#### WRITTEN REQUEST:
Give the data a second time, exactly and in full.

(begin)

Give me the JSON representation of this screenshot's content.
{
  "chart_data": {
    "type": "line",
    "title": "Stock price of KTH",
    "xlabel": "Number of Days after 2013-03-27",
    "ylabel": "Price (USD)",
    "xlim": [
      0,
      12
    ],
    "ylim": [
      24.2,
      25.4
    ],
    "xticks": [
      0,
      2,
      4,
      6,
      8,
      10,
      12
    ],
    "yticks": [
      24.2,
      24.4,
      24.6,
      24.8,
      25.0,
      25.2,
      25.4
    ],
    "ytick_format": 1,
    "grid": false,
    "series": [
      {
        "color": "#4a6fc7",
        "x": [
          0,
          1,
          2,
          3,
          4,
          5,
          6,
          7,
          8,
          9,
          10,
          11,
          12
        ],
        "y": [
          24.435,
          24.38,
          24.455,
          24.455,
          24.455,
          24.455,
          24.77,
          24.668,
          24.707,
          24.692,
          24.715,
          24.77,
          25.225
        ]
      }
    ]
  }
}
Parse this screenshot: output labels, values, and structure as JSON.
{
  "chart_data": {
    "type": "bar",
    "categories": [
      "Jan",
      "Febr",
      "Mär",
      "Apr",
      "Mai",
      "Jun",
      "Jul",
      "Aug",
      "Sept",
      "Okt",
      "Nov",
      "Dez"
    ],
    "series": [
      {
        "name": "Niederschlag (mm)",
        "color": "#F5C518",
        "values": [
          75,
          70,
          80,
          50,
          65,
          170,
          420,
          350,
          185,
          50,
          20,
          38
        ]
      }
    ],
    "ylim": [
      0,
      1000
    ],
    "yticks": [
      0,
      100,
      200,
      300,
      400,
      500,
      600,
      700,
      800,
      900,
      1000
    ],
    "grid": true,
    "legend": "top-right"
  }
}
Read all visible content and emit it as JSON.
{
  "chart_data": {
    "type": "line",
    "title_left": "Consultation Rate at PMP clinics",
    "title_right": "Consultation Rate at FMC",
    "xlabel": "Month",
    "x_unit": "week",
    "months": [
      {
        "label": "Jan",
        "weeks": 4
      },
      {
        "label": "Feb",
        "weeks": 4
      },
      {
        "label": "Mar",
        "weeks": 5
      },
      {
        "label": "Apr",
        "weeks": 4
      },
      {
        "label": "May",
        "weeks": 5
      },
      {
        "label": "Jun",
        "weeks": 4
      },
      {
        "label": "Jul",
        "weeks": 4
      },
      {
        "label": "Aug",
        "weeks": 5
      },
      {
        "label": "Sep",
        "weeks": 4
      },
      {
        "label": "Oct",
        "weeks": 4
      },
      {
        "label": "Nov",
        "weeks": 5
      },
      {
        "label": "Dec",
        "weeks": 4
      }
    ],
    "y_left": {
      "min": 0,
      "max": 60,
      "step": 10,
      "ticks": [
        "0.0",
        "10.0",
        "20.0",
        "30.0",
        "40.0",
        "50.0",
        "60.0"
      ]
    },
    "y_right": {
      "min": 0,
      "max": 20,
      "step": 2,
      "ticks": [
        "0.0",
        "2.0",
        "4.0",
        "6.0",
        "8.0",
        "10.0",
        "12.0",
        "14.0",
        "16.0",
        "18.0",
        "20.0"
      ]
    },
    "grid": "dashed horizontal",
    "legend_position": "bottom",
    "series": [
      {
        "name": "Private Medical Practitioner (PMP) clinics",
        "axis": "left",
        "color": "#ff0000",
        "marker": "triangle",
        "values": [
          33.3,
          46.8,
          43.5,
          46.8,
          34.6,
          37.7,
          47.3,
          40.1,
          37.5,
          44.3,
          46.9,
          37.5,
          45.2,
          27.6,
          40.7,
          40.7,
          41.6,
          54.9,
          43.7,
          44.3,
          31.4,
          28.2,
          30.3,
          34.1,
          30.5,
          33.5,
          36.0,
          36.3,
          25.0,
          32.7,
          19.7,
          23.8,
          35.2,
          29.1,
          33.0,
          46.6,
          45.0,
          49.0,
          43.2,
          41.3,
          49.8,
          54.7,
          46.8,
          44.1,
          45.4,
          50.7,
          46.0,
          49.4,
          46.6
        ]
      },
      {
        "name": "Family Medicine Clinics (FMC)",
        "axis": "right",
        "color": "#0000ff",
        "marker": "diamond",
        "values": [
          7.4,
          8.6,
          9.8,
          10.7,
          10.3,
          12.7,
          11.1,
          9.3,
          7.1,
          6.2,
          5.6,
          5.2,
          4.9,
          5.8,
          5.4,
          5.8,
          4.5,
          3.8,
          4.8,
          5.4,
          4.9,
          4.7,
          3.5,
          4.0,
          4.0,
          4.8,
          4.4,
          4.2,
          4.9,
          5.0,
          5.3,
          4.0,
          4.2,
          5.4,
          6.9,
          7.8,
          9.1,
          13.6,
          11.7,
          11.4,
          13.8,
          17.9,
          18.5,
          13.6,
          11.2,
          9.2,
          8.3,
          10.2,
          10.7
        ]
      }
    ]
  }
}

(end)

#### EXPECTED OUTPUT:
Give me the JSON representation of this screenshot's content.
{
  "chart_data": {
    "type": "line",
    "title": "Stock price of KTH",
    "xlabel": "Number of Days after 2013-03-27",
    "ylabel": "Price (USD)",
    "xlim": [
      0,
      12
    ],
    "ylim": [
      24.2,
      25.4
    ],
    "xticks": [
      0,
      2,
      4,
      6,
      8,
      10,
      12
    ],
    "yticks": [
      24.2,
      24.4,
      24.6,
      24.8,
      25.0,
      25.2,
      25.4
    ],
    "ytick_format": 1,
    "grid": false,
    "series": [
      {
        "color": "#4a6fc7",
        "x": [
          0,
          1,
          2,
          3,
          4,
          5,
          6,
          7,
          8,
          9,
          10,
          11,
          12
        ],
        "y": [
          24.435,
          24.38,
          24.455,
          24.455,
          24.455,
          24.455,
          24.77,
          24.668,
          24.707,
          24.692,
          24.715,
          24.77,
          25.225
        ]
      }
    ]
  }
}
Parse this screenshot: output labels, values, and structure as JSON.
{
  "chart_data": {
    "type": "bar",
    "categories": [
      "Jan",
      "Febr",
      "Mär",
      "Apr",
      "Mai",
      "Jun",
      "Jul",
      "Aug",
      "Sept",
      "Okt",
      "Nov",
      "Dez"
    ],
    "series": [
      {
        "name": "Niederschlag (mm)",
        "color": "#F5C518",
        "values": [
          75,
          70,
          80,
          50,
          65,
          170,
          420,
          350,
          185,
          50,
          20,
          38
        ]
      }
    ],
    "ylim": [
      0,
      1000
    ],
    "yticks": [
      0,
      100,
      200,
      300,
      400,
      500,
      600,
      700,
      800,
      900,
      1000
    ],
    "grid": true,
    "legend": "top-right"
  }
}
Read all visible content and emit it as JSON.
{
  "chart_data": {
    "type": "line",
    "title_left": "Consultation Rate at PMP clinics",
    "title_right": "Consultation Rate at FMC",
    "xlabel": "Month",
    "x_unit": "week",
    "months": [
      {
        "label": "Jan",
        "weeks": 4
      },
      {
        "label": "Feb",
        "weeks": 4
      },
      {
        "label": "Mar",
        "weeks": 5
      },
      {
        "label": "Apr",
        "weeks": 4
      },
      {
        "label": "May",
        "weeks": 5
      },
      {
        "label": "Jun",
        "weeks": 4
      },
      {
        "label": "Jul",
        "weeks": 4
      },
      {
        "label": "Aug",
        "weeks": 5
      },
      {
        "label": "Sep",
        "weeks": 4
      },
      {
        "label": "Oct",
        "weeks": 4
      },
      {
        "label": "Nov",
        "weeks": 5
      },
      {
        "label": "Dec",
        "weeks": 4
      }
    ],
    "y_left": {
      "min": 0,
      "max": 60,
      "step": 10,
      "ticks": [
        "0.0",
        "10.0",
        "20.0",
        "30.0",
        "40.0",
        "50.0",
        "60.0"
      ]
    },
    "y_right": {
      "min": 0,
      "max": 20,
      "step": 2,
      "ticks": [
        "0.0",
        "2.0",
        "4.0",
        "6.0",
        "8.0",
        "10.0",
        "12.0",
        "14.0",
        "16.0",
        "18.0",
        "20.0"
      ]
    },
    "grid": "dashed horizontal",
    "legend_position": "bottom",
    "series": [
      {
        "name": "Private Medical Practitioner (PMP) clinics",
        "axis": "left",
        "color": "#ff0000",
        "marker": "triangle",
        "values": [
          33.3,
          46.8,
          43.5,
          46.8,
          34.6,
          37.7,
          47.3,
          40.1,
          37.5,
          44.3,
          46.9,
          37.5,
          45.2,
          27.6,
          40.7,
          40.7,
          41.6,
          54.9,
          43.7,
          44.3,
          31.4,
          28.2,
          30.3,
          34.1,
          30.5,
          33.5,
          36.0,
          36.3,
          25.0,
          32.7,
          19.7,
          23.8,
          35.2,
          29.1,
          33.0,
          46.6,
          45.0,
          49.0,
          43.2,
          41.3,
          49.8,
          54.7,
          46.8,
          44.1,
          45.4,
          50.7,
          46.0,
          49.4,
          46.6
        ]
      },
      {
        "name": "Family Medicine Clinics (FMC)",
        "axis": "right",
        "color": "#0000ff",
        "marker": "diamond",
        "values": [
          7.4,
          8.6,
          9.8,
          10.7,
          10.3,
          12.7,
          11.1,
          9.3,
          7.1,
          6.2,
          5.6,
          5.2,
          4.9,
          5.8,
          5.4,
          5.8,
          4.5,
          3.8,
          4.8,
          5.4,
          4.9,
          4.7,
          3.5,
          4.0,
          4.0,
          4.8,
          4.4,
          4.2,
          4.9,
          5.0,
          5.3,
          4.0,
          4.2,
          5.4,
          6.9,
          7.8,
          9.1,
          13.6,
          11.7,
          11.4,
          13.8,
          17.9,
          18.5,
          13.6,
          11.2,
          9.2,
          8.3,
          10.2,
          10.7
        ]
      }
    ]
  }
}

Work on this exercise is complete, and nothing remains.